→ **WORK TO COMPLETE**
Include the line containing "Extract all readable text from this page." and every line after it up to the end of the material below; reproduce them exactly and drop the pictures.

(Items from a dataset)

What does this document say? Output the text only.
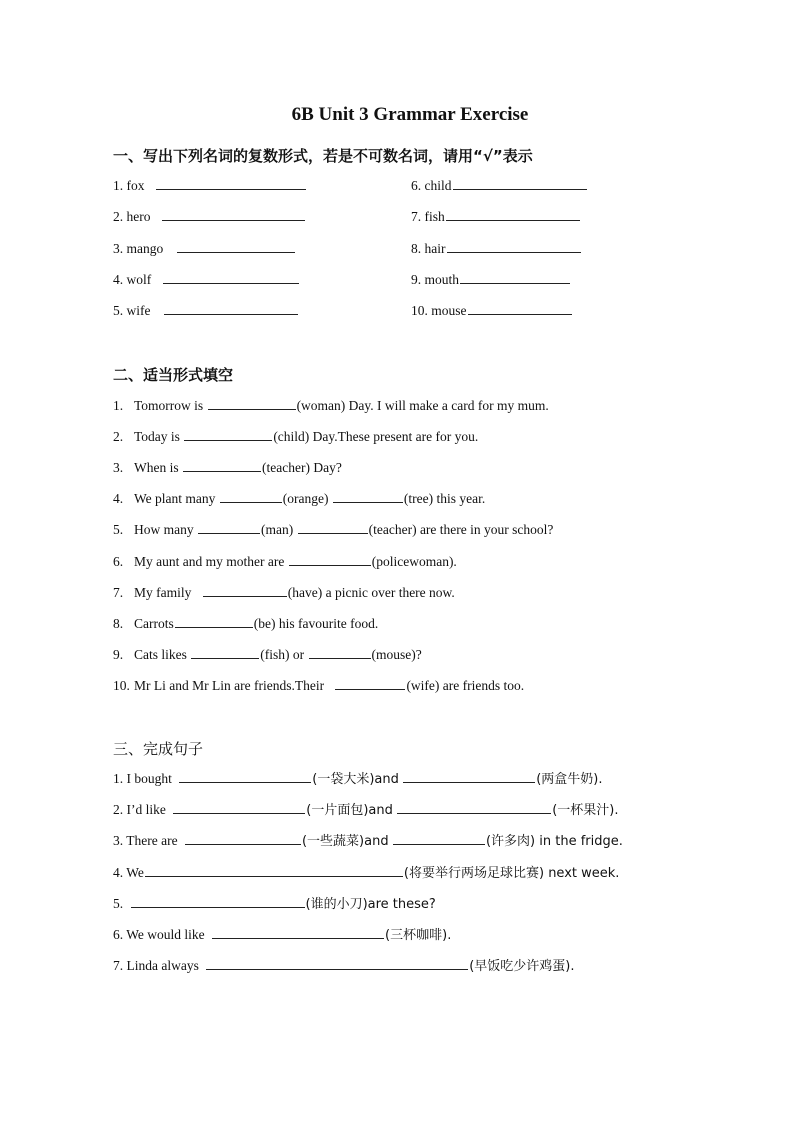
6B Unit 3 Grammar Exercise
一、写出下列名词的复数形式，若是不可数名词，请用“√”表示
1. fox
2. hero
3. mango
4. wolf
5. wife
6. child
7. fish
8. hair
9. mouth
10. mouse
二、适当形式填空
1. Tomorrow is	(woman) Day. I will make a card for my mum.
2. Today is	(child) Day.These present are for you.
3. When is	(teacher) Day?
4. We plant many	(orange)	(tree) this year.
5. How many	(man)	(teacher) are there in your school?
6. My aunt and my mother are	(policewoman).
7. My family	(have) a picnic over there now.
8. Carrots	(be) his favourite food.
9. Cats likes	(fish) or	(mouse)?
10. Mr Li and Mr Lin are friends.Their	(wife) are friends too.
三、完成句子
1. I bought	(一袋大米)and	(两盒牛奶).
2. I’d like	(一片面包)and	(一杯果汁).
3. There are	(一些蔬菜)and	(许多肉) in the fridge.
4. We	(将要举行两场足球比赛) next week.
5.	(谁的小刀)are these?
6. We would like	(三杯咖啡).
7. Linda always	(早饭吃少许鸡蛋).
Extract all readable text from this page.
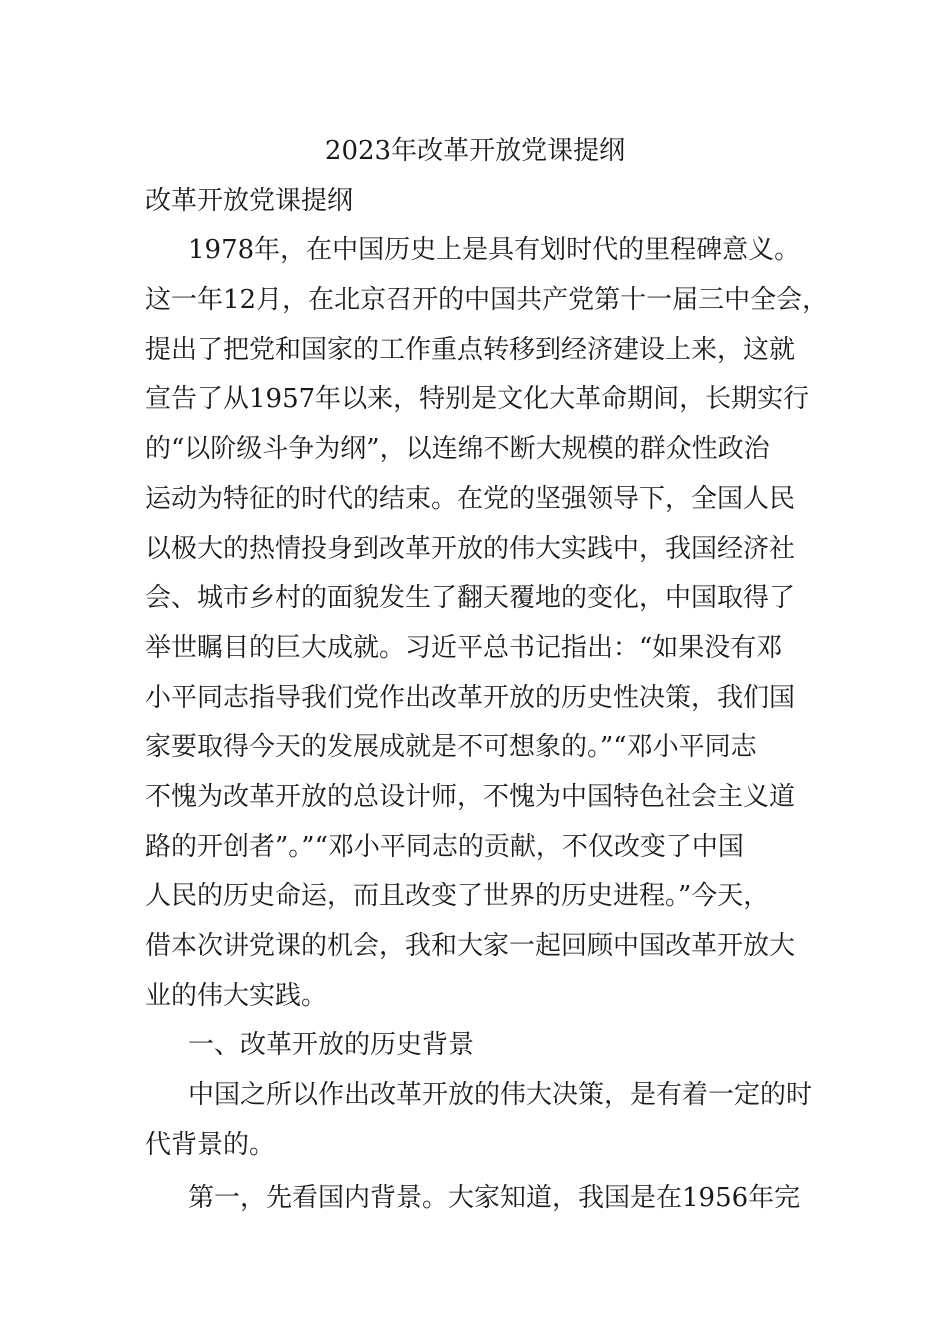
2023年改革开放党课提纲
改革开放党课提纲
1978年，在中国历史上是具有划时代的里程碑意义。
这一年12月，在北京召开的中国共产党第十一届三中全会，
提出了把党和国家的工作重点转移到经济建设上来，这就
宣告了从1957年以来，特别是文化大革命期间，长期实行
的“以阶级斗争为纲”，以连绵不断大规模的群众性政治
运动为特征的时代的结束。在党的坚强领导下，全国人民
以极大的热情投身到改革开放的伟大实践中，我国经济社
会、城市乡村的面貌发生了翻天覆地的变化，中国取得了
举世瞩目的巨大成就。习近平总书记指出：“如果没有邓
小平同志指导我们党作出改革开放的历史性决策，我们国
家要取得今天的发展成就是不可想象的。”“邓小平同志
不愧为改革开放的总设计师，不愧为中国特色社会主义道
路的开创者”。”“邓小平同志的贡献，不仅改变了中国
人民的历史命运，而且改变了世界的历史进程。”今天，
借本次讲党课的机会，我和大家一起回顾中国改革开放大
业的伟大实践。
一、改革开放的历史背景
中国之所以作出改革开放的伟大决策，是有着一定的时
代背景的。
第一，先看国内背景。大家知道，我国是在1956年完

→ **FULL OUTPUT**
Extract all readable text from this page.
2023年改革开放党课提纲
改革开放党课提纲
1978年，在中国历史上是具有划时代的里程碑意义。
这一年12月，在北京召开的中国共产党第十一届三中全会，
提出了把党和国家的工作重点转移到经济建设上来，这就
宣告了从1957年以来，特别是文化大革命期间，长期实行
的“以阶级斗争为纲”，以连绵不断大规模的群众性政治
运动为特征的时代的结束。在党的坚强领导下，全国人民
以极大的热情投身到改革开放的伟大实践中，我国经济社
会、城市乡村的面貌发生了翻天覆地的变化，中国取得了
举世瞩目的巨大成就。习近平总书记指出：“如果没有邓
小平同志指导我们党作出改革开放的历史性决策，我们国
家要取得今天的发展成就是不可想象的。”“邓小平同志
不愧为改革开放的总设计师，不愧为中国特色社会主义道
路的开创者”。”“邓小平同志的贡献，不仅改变了中国
人民的历史命运，而且改变了世界的历史进程。”今天，
借本次讲党课的机会，我和大家一起回顾中国改革开放大
业的伟大实践。
一、改革开放的历史背景
中国之所以作出改革开放的伟大决策，是有着一定的时
代背景的。
第一，先看国内背景。大家知道，我国是在1956年完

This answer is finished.